__Challenge__. Only the number is wanted: count the lines that contain "structured".

__Material provided__.
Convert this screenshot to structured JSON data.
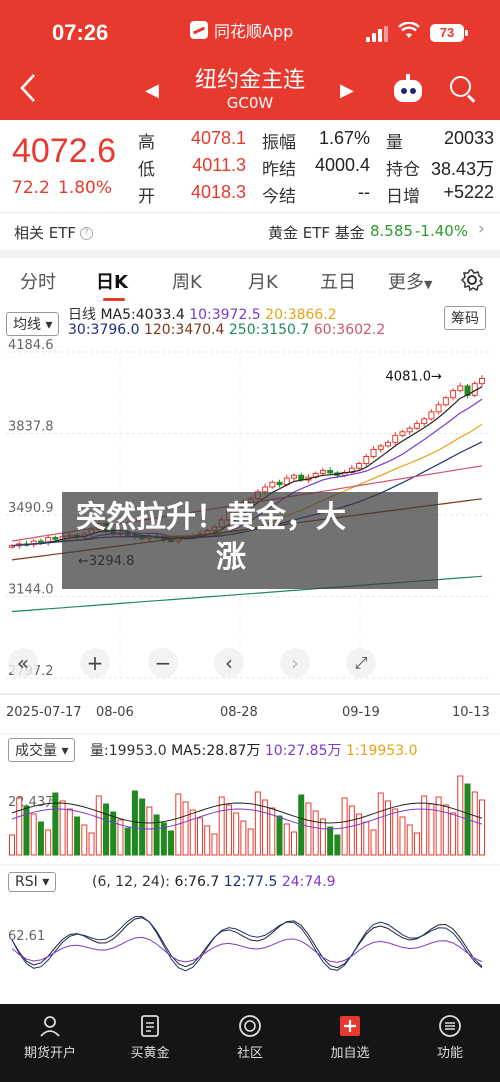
{
  "status": {
    "time": "07:26",
    "app_name": "同花顺App",
    "battery": "73"
  },
  "header": {
    "title": "纽约金主连",
    "code": "GC0W"
  },
  "quote": {
    "price": "4072.6",
    "change": "72.2",
    "change_pct": "1.80%",
    "rows": [
      {
        "l1": "高",
        "v1": "4078.1",
        "l2": "振幅",
        "v2": "1.67%",
        "l3": "量",
        "v3": "20033"
      },
      {
        "l1": "低",
        "v1": "4011.3",
        "l2": "昨结",
        "v2": "4000.4",
        "l3": "持仓",
        "v3": "38.43万"
      },
      {
        "l1": "开",
        "v1": "4018.3",
        "l2": "今结",
        "v2": "--",
        "l3": "日增",
        "v3": "+5222"
      }
    ]
  },
  "etf": {
    "label": "相关 ETF",
    "name": "黄金 ETF 基金",
    "price": "8.585",
    "pct": "-1.40%"
  },
  "tabs": [
    "分时",
    "日K",
    "周K",
    "月K",
    "五日",
    "更多"
  ],
  "kline": {
    "indicator_btn": "均线",
    "period": "日线",
    "ma5": "MA5:4033.4",
    "ma10": "10:3972.5",
    "ma20": "20:3866.2",
    "ma30": "30:3796.0",
    "ma120": "120:3470.4",
    "ma250": "250:3150.7",
    "ma60": "60:3602.2",
    "chip_btn": "筹码",
    "yticks": [
      "4184.6",
      "3837.8",
      "3490.9",
      "3144.0",
      "2797.2"
    ],
    "high_mark": "4081.0",
    "low_mark": "3294.8",
    "dates": [
      "2025-07-17",
      "08-06",
      "08-28",
      "09-19",
      "10-13"
    ]
  },
  "volume": {
    "btn": "成交量",
    "vol": "量:19953.0",
    "ma5": "MA5:28.87万",
    "ma10": "10:27.85万",
    "ma1": "1:19953.0",
    "ytick": "22.43万"
  },
  "rsi": {
    "btn": "RSI",
    "params": "(6, 12, 24):",
    "r6": "6:76.7",
    "r12": "12:77.5",
    "r24": "24:74.9",
    "ytick": "62.61"
  },
  "news_overlay": {
    "line1": "突然拉升！黄金，大",
    "line2": "涨"
  },
  "bottom_nav": [
    "期货开户",
    "买黄金",
    "社区",
    "加自选",
    "功能"
  ],
  "colors": {
    "brand": "#e8392e",
    "up": "#e8392e",
    "down": "#1f8a1f",
    "ma5": "#222222",
    "ma10": "#7a3ad0",
    "ma20": "#e6a316"
  },
  "chart_data": {
    "type": "candlestick",
    "title": "",
    "ylim": [
      2797.2,
      4184.6
    ],
    "x": [
      "2025-07-17",
      "08-06",
      "08-28",
      "09-19",
      "10-13"
    ],
    "ma_lines": [
      "MA5",
      "MA10",
      "MA20",
      "MA30",
      "MA60",
      "MA120",
      "MA250"
    ],
    "closes": [
      3360,
      3368,
      3365,
      3380,
      3372,
      3395,
      3388,
      3400,
      3405,
      3398,
      3410,
      3430,
      3455,
      3420,
      3410,
      3415,
      3405,
      3398,
      3390,
      3400,
      3395,
      3385,
      3380,
      3392,
      3398,
      3402,
      3410,
      3425,
      3440,
      3470,
      3505,
      3520,
      3545,
      3560,
      3590,
      3610,
      3630,
      3620,
      3648,
      3660,
      3640,
      3652,
      3668,
      3680,
      3670,
      3660,
      3672,
      3690,
      3710,
      3740,
      3770,
      3785,
      3800,
      3830,
      3845,
      3860,
      3880,
      3900,
      3930,
      3960,
      3990,
      4020,
      4040,
      4000,
      4050,
      4072
    ]
  }
}
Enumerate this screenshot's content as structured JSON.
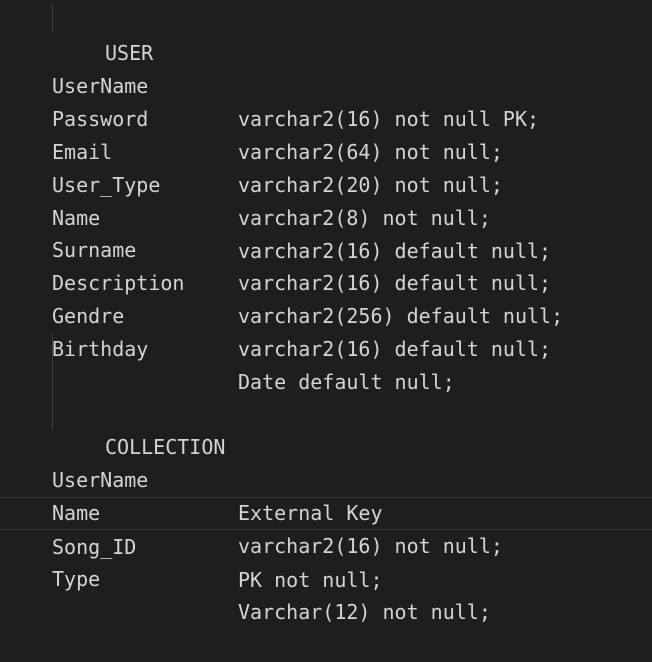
{
  "user": {
    "heading": "USER",
    "rows": [
      {
        "field": "UserName",
        "def": "varchar2(16) not null PK;"
      },
      {
        "field": "Password",
        "def": "varchar2(64) not null;"
      },
      {
        "field": "Email",
        "def": "varchar2(20) not null;"
      },
      {
        "field": "User_Type",
        "def": "varchar2(8) not null;"
      },
      {
        "field": "Name",
        "def": "varchar2(16) default null;"
      },
      {
        "field": "Surname",
        "def": "varchar2(16) default null;"
      },
      {
        "field": "Description",
        "def": "varchar2(256) default null;"
      },
      {
        "field": "Gendre",
        "def": "varchar2(16) default null;"
      },
      {
        "field": "Birthday",
        "def": "Date default null;"
      }
    ]
  },
  "collection": {
    "heading": "COLLECTION",
    "rows": [
      {
        "field": "UserName",
        "def": "External Key"
      },
      {
        "field": "Name",
        "def": "varchar2(16) not null;"
      },
      {
        "field": "Song_ID",
        "def": "PK not null;"
      },
      {
        "field": "Type",
        "def": "Varchar(12) not null;"
      }
    ]
  }
}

__Solution__. 2